◆ WORK INSTRUCTIONS:
Go through the entries one line at a time, and gather every line that has the word "FIND".

◆ DATA FOR PROCESSING:
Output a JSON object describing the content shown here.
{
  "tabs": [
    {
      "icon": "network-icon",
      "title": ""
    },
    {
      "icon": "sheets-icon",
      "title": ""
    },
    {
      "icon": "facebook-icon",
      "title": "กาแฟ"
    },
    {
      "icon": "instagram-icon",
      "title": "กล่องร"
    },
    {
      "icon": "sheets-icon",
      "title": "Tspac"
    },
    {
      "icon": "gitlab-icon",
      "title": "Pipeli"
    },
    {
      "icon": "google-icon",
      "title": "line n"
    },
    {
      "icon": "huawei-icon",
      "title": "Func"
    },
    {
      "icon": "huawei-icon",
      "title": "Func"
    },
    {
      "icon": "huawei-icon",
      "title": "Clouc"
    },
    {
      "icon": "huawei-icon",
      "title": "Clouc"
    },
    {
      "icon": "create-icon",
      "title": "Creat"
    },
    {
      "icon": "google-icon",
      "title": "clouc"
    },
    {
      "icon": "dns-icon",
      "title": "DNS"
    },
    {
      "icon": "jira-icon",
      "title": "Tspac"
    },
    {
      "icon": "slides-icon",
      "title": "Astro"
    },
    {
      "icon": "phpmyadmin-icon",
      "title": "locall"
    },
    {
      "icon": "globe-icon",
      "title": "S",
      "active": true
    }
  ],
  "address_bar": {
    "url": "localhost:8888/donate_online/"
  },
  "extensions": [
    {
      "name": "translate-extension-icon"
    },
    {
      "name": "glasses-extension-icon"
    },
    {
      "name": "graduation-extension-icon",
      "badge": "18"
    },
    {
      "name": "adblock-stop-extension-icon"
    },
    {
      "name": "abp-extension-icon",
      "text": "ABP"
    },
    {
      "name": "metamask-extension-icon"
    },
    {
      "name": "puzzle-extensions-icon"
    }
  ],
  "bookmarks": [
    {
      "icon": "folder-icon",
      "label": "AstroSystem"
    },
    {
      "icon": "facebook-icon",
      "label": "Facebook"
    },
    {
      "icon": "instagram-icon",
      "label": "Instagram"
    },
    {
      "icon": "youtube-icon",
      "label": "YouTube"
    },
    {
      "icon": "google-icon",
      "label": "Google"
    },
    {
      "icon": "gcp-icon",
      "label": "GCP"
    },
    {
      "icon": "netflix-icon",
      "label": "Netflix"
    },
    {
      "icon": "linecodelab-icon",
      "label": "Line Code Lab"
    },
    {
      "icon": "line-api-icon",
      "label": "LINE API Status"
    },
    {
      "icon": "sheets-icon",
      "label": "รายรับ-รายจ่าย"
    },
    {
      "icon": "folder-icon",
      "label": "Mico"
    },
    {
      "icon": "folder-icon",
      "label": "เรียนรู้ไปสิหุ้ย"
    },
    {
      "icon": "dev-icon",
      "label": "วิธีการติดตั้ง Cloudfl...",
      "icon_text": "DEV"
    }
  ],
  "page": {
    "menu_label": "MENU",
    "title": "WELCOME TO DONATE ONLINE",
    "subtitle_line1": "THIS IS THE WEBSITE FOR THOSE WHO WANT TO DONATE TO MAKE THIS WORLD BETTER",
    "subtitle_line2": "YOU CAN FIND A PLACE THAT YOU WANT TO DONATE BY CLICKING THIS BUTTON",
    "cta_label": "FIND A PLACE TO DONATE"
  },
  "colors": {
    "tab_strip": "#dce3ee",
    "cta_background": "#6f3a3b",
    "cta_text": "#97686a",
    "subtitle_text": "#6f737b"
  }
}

◆ REPLY TO THE TASK:
    "subtitle_line2": "YOU CAN FIND A PLACE THAT YOU WANT TO DONATE BY CLICKING THIS BUTTON",
    "cta_label": "FIND A PLACE TO DONATE"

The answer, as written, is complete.